- **DATA SUPPLIED**
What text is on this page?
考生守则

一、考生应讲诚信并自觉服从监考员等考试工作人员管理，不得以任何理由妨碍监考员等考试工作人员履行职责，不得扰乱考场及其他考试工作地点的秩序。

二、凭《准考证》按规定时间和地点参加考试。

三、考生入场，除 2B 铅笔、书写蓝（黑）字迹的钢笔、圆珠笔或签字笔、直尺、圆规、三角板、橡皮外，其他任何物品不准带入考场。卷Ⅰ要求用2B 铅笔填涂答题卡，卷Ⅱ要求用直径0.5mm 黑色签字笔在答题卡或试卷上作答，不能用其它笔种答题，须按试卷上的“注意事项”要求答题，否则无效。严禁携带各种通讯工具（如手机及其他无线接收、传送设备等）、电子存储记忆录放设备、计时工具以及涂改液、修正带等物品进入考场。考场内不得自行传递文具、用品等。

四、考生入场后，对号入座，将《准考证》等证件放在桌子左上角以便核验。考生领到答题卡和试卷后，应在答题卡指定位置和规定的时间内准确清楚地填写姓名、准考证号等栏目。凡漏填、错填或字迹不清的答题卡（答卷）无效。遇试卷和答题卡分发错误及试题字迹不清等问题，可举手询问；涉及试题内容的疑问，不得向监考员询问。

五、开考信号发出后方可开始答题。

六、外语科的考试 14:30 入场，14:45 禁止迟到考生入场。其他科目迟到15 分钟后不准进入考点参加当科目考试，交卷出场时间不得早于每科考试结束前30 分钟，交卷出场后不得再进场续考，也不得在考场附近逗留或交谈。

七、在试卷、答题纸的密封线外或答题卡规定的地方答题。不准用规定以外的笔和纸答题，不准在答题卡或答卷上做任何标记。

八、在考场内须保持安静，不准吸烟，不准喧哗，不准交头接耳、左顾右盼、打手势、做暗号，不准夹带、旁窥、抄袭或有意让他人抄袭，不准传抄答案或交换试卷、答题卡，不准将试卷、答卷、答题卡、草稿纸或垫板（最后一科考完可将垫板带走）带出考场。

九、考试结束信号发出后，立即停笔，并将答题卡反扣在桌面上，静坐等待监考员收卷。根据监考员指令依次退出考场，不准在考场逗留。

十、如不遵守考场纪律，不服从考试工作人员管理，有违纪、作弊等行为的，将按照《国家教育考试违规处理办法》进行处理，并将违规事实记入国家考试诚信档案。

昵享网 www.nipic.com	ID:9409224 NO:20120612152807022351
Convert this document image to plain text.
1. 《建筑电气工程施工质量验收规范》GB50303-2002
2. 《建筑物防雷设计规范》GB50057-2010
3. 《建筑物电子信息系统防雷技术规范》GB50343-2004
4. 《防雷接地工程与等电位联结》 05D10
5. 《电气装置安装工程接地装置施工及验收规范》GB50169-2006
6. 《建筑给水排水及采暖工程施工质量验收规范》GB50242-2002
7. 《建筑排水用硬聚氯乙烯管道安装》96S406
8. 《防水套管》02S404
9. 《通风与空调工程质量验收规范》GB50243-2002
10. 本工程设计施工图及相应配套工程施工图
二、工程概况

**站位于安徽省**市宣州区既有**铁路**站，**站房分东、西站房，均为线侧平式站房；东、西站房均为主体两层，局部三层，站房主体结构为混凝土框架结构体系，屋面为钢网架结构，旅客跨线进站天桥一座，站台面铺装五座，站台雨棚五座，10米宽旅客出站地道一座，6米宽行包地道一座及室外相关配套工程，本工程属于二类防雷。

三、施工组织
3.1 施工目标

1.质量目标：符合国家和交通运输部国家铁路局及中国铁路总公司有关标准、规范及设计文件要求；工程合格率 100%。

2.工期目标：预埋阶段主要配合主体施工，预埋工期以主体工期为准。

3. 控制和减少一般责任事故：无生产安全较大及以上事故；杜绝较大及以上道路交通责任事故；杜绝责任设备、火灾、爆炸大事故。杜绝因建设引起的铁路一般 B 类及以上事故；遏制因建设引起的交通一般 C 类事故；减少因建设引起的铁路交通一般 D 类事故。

- **AIM**
Of the lines above, how many contain the string "this"? Only the number is required.

- **OUTPUT**
2